Data extract start

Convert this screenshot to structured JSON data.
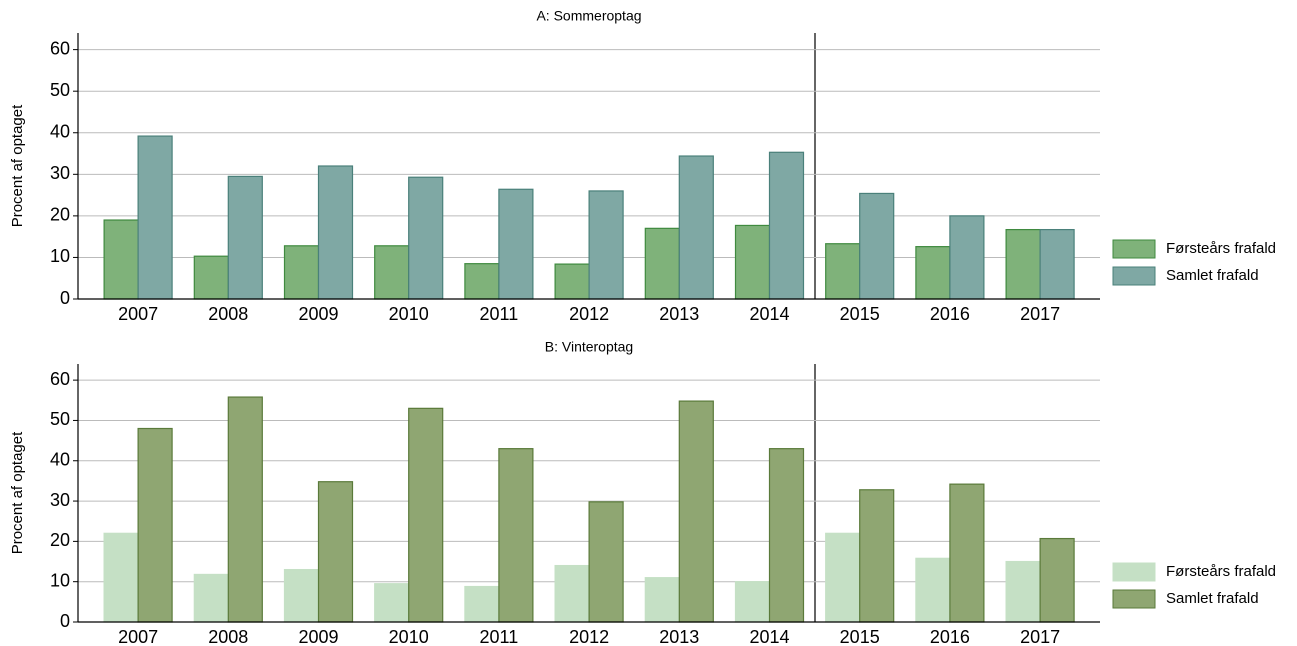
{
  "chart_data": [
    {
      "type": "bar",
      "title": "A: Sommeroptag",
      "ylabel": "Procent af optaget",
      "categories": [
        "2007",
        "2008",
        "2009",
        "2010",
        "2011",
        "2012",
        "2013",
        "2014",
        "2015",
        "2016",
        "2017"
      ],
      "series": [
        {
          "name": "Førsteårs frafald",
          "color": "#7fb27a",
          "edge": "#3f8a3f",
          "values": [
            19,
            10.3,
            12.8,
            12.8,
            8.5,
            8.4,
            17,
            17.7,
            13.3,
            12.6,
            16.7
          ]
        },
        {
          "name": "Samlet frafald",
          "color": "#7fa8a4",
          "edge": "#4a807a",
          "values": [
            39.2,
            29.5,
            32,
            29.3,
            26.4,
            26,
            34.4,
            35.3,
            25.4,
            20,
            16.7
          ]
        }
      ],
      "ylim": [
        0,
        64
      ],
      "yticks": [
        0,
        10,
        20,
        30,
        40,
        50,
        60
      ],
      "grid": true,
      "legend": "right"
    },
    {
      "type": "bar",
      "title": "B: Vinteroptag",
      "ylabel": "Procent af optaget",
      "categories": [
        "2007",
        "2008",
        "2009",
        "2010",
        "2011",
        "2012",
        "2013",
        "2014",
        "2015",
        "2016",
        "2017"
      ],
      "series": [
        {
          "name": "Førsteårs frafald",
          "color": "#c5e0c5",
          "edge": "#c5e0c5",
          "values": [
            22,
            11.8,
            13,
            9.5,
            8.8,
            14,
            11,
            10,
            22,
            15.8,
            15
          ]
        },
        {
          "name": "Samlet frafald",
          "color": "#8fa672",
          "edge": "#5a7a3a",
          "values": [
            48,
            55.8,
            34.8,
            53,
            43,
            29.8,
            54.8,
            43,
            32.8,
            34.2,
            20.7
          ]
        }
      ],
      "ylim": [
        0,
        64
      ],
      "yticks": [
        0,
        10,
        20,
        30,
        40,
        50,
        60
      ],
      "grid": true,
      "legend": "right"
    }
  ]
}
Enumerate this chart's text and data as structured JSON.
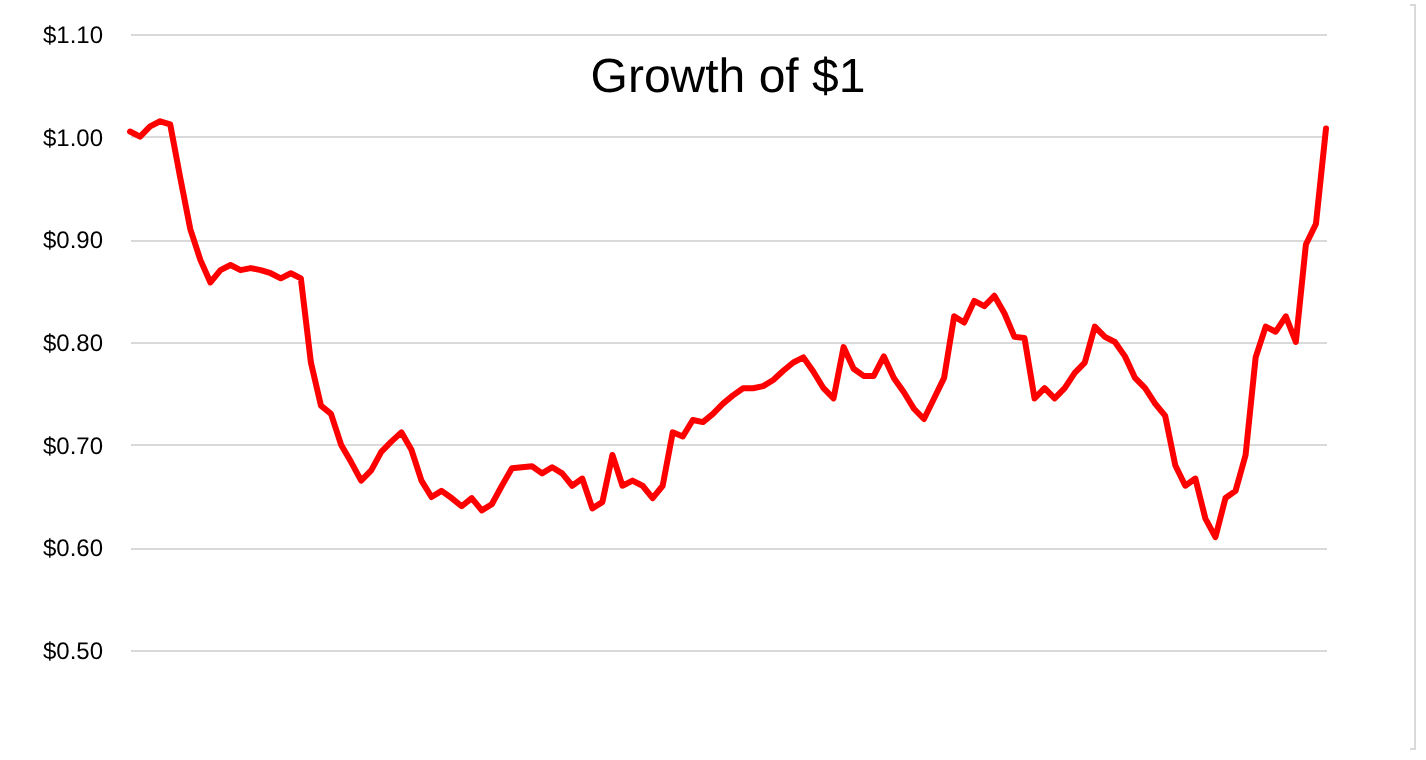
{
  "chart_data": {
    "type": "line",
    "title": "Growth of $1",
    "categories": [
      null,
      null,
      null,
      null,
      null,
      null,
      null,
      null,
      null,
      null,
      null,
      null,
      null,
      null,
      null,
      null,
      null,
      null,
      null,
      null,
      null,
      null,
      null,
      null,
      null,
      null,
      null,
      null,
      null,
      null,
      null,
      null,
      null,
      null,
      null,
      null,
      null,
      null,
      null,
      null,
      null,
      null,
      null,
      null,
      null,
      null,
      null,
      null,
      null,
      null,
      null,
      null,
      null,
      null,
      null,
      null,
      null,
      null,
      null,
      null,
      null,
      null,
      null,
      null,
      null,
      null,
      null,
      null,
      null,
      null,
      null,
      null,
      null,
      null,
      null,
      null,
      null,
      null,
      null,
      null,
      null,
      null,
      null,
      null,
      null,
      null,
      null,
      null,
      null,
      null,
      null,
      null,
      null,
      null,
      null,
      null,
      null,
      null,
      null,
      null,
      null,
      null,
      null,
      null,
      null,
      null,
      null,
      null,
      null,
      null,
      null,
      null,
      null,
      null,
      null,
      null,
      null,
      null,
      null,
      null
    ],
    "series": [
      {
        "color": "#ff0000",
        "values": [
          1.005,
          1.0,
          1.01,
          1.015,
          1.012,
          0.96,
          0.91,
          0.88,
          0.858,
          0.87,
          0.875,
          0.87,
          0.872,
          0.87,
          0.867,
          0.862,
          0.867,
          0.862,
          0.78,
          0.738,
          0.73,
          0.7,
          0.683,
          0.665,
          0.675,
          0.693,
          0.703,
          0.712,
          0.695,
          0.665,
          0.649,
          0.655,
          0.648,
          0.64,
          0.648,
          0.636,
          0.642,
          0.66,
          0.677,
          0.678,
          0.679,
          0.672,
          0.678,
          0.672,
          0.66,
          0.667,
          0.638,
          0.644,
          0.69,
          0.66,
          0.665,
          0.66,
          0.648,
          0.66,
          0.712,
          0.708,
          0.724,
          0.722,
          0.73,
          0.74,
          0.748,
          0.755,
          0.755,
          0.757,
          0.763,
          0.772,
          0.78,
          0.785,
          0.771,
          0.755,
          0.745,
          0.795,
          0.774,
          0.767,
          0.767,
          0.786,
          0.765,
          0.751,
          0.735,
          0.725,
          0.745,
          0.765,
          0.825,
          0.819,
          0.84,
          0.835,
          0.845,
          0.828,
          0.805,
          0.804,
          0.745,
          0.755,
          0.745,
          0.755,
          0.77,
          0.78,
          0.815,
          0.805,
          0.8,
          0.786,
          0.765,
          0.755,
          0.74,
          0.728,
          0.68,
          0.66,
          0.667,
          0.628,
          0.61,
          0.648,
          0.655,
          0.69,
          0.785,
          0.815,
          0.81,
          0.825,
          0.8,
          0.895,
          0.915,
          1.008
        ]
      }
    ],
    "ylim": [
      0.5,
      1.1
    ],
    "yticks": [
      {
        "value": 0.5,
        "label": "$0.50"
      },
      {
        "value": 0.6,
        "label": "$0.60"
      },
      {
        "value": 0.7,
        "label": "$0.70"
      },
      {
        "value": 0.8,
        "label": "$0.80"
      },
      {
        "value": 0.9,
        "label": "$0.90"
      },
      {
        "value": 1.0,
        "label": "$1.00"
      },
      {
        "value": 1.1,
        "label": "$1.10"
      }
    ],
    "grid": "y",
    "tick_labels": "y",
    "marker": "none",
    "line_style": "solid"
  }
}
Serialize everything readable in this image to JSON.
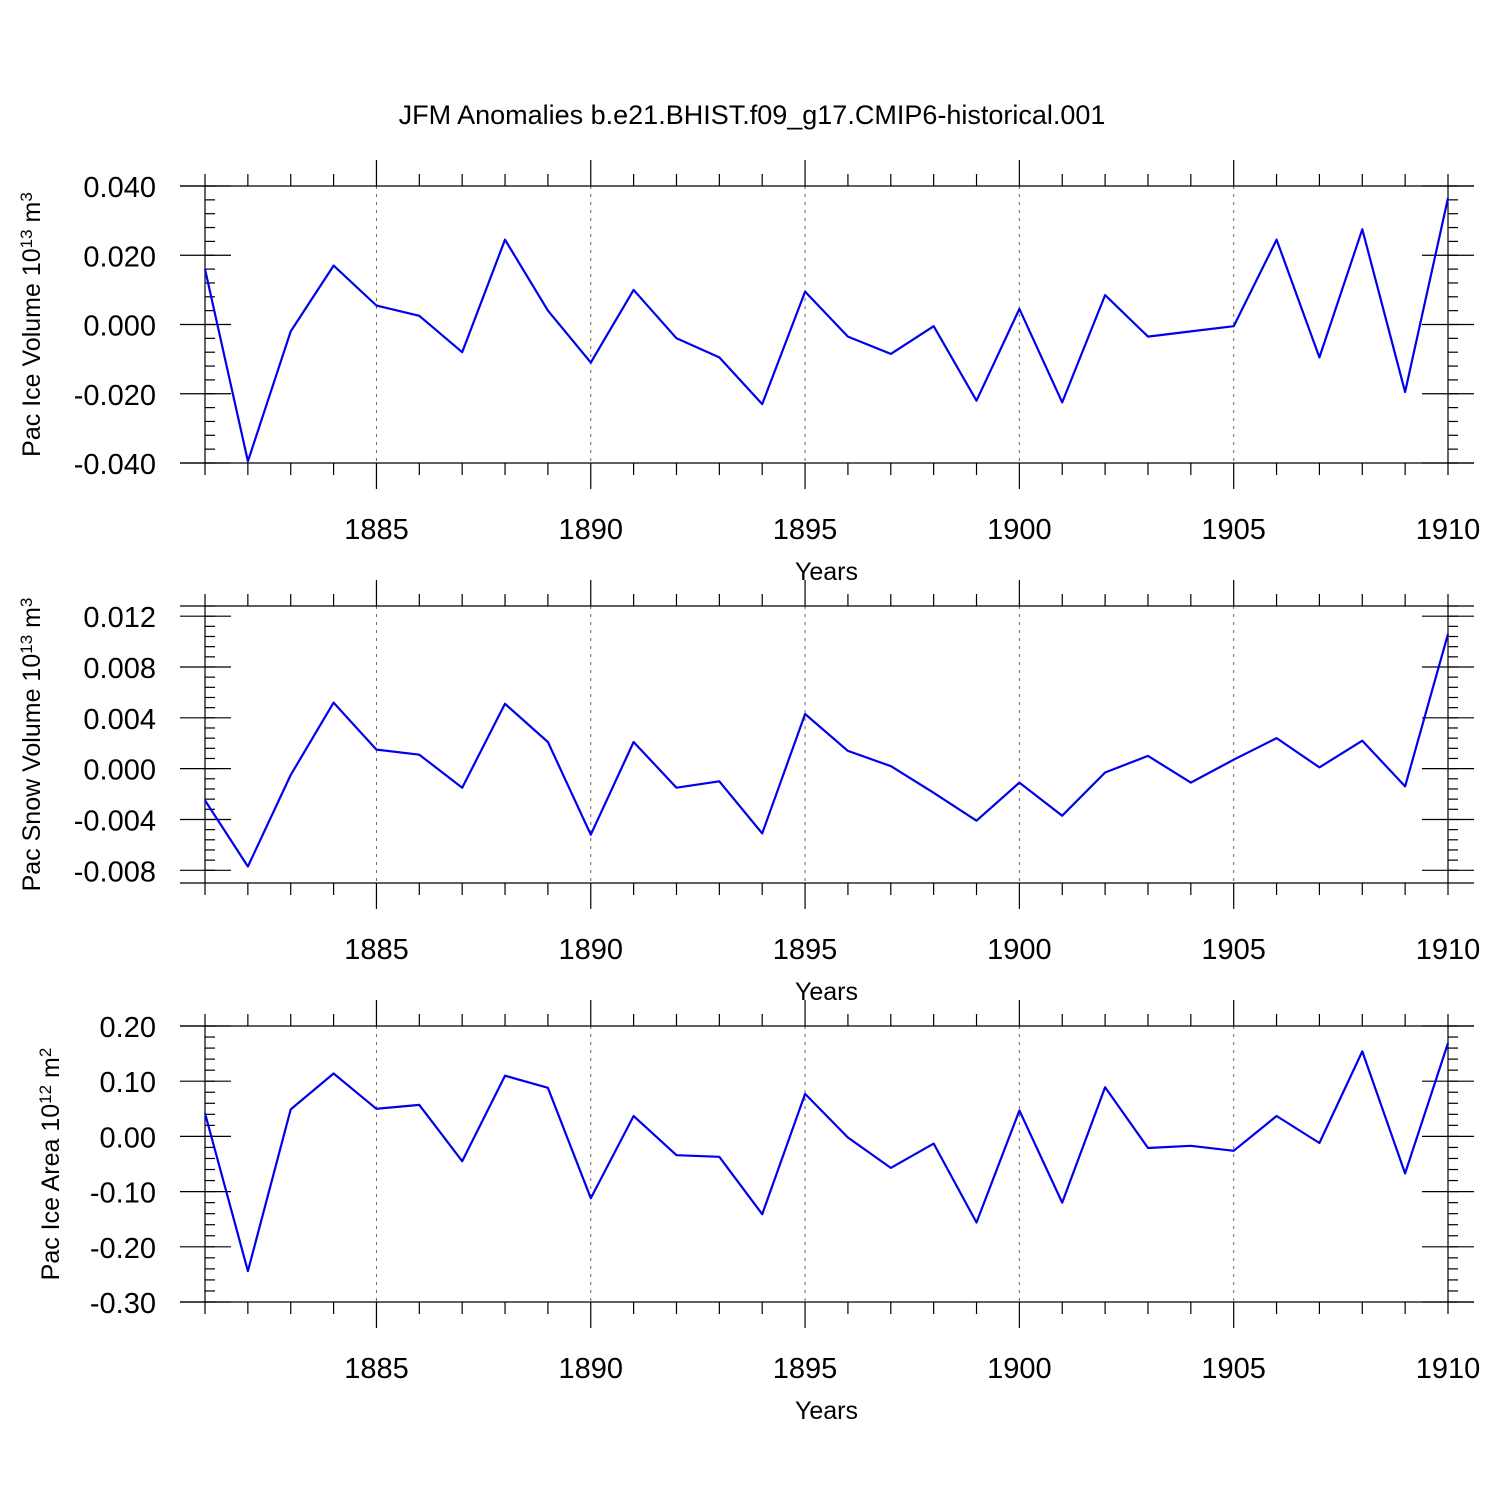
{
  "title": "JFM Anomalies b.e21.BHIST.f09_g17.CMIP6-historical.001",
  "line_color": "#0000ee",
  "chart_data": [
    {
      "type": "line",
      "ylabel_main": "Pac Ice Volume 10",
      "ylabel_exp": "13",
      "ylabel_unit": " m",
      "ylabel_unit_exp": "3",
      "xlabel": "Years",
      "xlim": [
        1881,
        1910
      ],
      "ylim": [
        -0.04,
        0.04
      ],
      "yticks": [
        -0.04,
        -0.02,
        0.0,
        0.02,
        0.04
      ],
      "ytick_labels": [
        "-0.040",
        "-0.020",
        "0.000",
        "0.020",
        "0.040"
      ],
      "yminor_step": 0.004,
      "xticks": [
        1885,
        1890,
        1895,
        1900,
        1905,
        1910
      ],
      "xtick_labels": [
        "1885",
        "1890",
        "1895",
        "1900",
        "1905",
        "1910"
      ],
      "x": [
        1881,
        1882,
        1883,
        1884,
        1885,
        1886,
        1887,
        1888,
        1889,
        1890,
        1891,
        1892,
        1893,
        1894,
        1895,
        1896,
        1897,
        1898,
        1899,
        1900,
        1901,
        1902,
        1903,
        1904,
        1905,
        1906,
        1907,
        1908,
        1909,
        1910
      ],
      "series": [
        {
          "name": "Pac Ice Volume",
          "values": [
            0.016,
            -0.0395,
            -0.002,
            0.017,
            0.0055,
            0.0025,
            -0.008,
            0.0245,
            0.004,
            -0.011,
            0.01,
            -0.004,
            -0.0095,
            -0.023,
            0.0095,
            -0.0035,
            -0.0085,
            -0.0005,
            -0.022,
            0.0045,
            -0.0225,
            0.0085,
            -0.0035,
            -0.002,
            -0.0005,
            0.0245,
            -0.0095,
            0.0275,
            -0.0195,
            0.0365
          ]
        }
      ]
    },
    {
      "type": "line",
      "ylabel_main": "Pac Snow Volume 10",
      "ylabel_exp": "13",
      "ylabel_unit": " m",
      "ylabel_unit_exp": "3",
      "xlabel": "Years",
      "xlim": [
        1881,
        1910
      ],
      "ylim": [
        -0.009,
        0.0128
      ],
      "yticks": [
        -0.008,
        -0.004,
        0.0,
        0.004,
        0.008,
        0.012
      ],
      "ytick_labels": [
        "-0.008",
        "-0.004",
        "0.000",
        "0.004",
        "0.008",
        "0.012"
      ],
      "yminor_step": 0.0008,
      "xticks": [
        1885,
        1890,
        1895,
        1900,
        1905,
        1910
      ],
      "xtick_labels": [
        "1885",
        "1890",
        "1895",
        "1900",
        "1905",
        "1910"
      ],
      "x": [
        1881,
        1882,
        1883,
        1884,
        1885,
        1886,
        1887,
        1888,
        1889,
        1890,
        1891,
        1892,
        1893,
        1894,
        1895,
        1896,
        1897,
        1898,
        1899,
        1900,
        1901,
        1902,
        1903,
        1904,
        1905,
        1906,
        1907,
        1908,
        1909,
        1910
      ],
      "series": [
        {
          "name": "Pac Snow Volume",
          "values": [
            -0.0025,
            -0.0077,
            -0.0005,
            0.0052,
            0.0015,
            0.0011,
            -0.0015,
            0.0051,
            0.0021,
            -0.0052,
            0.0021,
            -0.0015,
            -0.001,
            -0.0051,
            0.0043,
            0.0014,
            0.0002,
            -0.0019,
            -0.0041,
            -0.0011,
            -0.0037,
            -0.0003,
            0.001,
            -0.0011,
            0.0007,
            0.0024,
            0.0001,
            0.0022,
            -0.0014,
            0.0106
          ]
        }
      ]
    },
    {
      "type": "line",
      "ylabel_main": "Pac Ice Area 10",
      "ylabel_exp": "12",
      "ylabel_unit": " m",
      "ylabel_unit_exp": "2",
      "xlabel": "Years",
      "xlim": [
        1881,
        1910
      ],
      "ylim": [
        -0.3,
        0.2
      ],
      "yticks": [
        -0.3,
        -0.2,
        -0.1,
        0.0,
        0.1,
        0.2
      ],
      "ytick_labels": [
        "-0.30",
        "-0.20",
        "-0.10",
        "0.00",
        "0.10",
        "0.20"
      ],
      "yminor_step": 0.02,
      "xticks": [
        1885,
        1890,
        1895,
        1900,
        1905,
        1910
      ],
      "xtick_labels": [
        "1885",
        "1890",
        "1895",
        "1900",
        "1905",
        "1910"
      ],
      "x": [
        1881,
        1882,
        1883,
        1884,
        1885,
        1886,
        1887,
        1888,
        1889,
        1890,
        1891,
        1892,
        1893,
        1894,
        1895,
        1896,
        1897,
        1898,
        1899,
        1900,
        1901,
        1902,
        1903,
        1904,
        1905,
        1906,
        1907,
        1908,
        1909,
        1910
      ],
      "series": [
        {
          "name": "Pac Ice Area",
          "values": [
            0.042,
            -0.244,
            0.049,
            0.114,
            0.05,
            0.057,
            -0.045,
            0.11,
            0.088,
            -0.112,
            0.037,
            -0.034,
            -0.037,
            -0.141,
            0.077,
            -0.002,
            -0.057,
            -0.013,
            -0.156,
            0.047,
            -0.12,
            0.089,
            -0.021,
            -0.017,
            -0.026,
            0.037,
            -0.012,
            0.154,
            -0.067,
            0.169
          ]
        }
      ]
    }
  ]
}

Data extract end

● **Work to be completed**:
Find every line that has "JSON" in it, then return those lines.

● **Full response**:
Convert this screenshot to structured JSON data.
Enumerate this chart's text and data as structured JSON.
Serialize everything readable in this image to JSON.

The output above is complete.